EXERCISE INSTRUCTIONS => Transcribe every entry word for word, but skip the images.

TASK MATERIAL =>
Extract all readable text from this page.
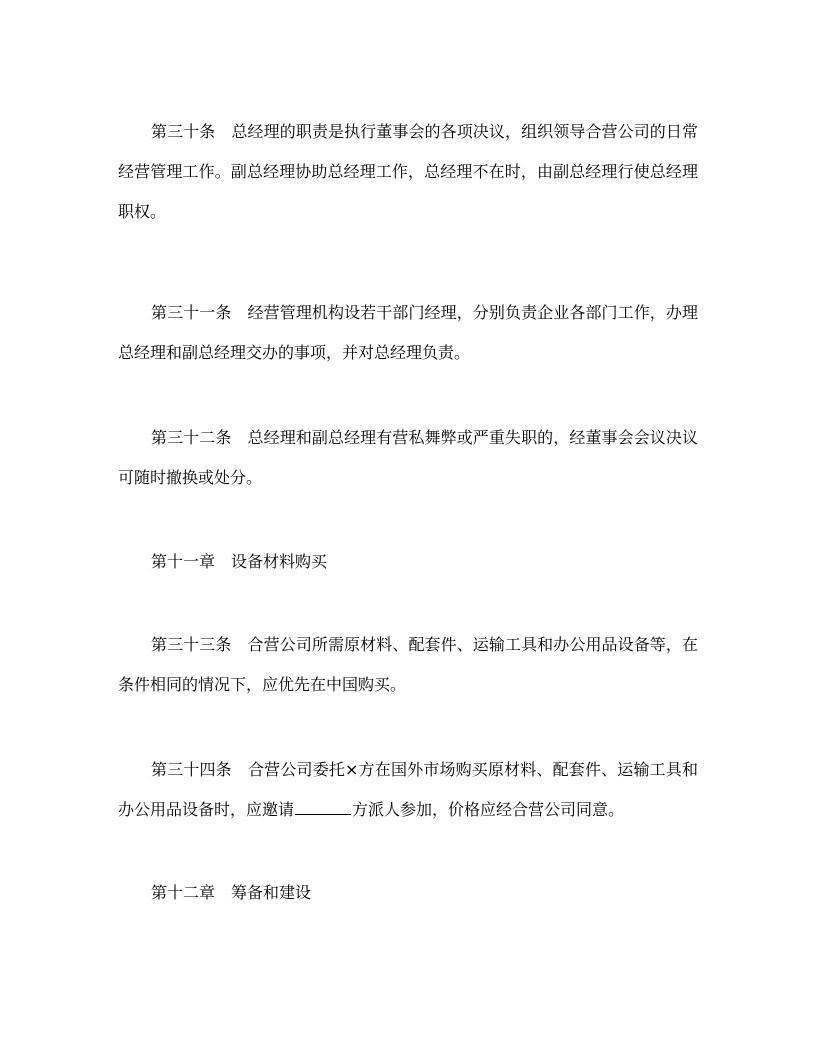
第三十条　总经理的职责是执行董事会的各项决议，组织领导合营公司的日常经营管理工作。副总经理协助总经理工作，总经理不在时，由副总经理行使总经理职权。

第三十一条　经营管理机构设若干部门经理，分别负责企业各部门工作，办理总经理和副总经理交办的事项，并对总经理负责。

第三十二条　总经理和副总经理有营私舞弊或严重失职的，经董事会会议决议可随时撤换或处分。

第十一章　设备材料购买

第三十三条　合营公司所需原材料、配套件、运输工具和办公用品设备等，在条件相同的情况下，应优先在中国购买。

第三十四条　合营公司委托×方在国外市场购买原材料、配套件、运输工具和办公用品设备时，应邀请	方派人参加，价格应经合营公司同意。

第十二章　筹备和建设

FULL SOLUTION =>
Extract all readable text from this page.
第三十条　总经理的职责是执行董事会的各项决议，组织领导合营公司的日常经营管理工作。副总经理协助总经理工作，总经理不在时，由副总经理行使总经理职权。

第三十一条　经营管理机构设若干部门经理，分别负责企业各部门工作，办理总经理和副总经理交办的事项，并对总经理负责。

第三十二条　总经理和副总经理有营私舞弊或严重失职的，经董事会会议决议可随时撤换或处分。

第十一章　设备材料购买

第三十三条　合营公司所需原材料、配套件、运输工具和办公用品设备等，在条件相同的情况下，应优先在中国购买。

第三十四条　合营公司委托×方在国外市场购买原材料、配套件、运输工具和办公用品设备时，应邀请	方派人参加，价格应经合营公司同意。

第十二章　筹备和建设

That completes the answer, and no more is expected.